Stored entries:
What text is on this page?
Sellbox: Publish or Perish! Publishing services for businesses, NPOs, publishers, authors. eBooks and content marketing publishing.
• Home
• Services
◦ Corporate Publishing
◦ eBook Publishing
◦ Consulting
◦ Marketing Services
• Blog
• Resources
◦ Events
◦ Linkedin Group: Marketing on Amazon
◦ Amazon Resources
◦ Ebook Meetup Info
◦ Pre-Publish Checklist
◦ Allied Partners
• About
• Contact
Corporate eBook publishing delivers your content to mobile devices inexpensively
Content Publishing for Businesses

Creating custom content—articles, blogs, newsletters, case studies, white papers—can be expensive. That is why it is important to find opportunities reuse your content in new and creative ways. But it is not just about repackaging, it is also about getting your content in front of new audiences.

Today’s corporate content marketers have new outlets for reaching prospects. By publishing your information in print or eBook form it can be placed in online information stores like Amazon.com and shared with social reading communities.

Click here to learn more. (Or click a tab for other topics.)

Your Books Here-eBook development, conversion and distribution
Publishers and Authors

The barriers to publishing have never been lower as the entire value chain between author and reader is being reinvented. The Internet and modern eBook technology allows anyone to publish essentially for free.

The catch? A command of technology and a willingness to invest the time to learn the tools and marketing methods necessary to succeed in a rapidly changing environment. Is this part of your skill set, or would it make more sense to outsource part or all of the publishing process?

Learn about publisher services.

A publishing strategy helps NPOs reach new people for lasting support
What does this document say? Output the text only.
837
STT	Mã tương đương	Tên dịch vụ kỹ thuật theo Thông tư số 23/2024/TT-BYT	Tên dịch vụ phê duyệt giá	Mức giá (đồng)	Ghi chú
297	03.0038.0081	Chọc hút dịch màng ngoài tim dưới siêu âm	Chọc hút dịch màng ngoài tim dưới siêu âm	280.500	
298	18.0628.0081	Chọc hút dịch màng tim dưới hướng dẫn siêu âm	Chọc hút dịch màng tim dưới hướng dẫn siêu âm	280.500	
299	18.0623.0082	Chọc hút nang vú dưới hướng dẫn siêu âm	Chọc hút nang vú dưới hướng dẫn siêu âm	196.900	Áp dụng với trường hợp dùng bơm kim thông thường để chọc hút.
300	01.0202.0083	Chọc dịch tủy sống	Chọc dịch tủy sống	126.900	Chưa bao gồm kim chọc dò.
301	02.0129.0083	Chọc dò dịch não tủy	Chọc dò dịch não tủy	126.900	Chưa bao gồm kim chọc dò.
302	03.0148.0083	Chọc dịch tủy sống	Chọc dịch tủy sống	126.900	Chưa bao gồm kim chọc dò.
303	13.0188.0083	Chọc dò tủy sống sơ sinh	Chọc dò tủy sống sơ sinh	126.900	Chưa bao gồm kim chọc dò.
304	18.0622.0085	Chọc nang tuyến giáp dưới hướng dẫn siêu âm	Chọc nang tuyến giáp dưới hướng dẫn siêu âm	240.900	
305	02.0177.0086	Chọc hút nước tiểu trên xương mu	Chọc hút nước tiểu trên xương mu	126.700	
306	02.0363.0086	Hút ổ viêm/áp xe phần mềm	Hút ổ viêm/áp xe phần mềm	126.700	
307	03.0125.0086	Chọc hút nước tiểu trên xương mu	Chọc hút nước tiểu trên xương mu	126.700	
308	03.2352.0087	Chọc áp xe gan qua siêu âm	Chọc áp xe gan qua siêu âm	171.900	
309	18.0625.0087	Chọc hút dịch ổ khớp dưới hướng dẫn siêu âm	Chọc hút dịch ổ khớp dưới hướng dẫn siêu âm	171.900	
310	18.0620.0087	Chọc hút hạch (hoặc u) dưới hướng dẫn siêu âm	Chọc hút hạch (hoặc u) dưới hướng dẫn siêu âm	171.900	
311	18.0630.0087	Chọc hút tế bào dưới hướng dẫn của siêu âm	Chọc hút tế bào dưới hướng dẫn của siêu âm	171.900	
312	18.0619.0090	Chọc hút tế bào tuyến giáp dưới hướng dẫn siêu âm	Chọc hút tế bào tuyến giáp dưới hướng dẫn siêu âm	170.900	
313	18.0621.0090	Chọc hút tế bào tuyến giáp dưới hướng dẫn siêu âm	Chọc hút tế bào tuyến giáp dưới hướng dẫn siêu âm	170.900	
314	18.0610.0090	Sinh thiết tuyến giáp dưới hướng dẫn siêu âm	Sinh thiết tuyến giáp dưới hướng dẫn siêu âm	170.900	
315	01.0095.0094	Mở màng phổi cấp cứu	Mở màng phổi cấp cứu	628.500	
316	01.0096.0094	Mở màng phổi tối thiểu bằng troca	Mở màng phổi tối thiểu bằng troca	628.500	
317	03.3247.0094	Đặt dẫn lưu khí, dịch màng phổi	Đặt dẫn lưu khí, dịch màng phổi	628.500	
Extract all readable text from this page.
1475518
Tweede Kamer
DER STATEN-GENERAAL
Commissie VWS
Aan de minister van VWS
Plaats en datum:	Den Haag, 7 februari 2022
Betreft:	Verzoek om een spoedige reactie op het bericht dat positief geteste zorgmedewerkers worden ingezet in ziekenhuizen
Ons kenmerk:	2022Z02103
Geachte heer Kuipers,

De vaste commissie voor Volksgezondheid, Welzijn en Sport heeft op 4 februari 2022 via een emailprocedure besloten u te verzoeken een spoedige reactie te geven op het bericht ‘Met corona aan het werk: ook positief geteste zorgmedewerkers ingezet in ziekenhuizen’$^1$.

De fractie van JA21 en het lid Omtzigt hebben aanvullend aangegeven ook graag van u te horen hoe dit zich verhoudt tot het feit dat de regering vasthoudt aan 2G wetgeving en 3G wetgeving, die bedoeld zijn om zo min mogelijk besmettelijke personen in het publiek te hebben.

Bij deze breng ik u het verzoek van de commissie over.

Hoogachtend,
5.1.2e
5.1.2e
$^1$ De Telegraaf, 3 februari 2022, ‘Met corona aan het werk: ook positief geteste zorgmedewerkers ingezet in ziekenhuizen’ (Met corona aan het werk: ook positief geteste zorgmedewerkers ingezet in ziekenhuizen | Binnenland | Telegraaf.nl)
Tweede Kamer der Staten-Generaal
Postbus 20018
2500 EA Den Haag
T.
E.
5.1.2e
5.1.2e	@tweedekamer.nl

→ **Task goal**
The lines above form a set of records; determine how many of them contain the string "xương" and give that number alone.

→ **Expected answer**
2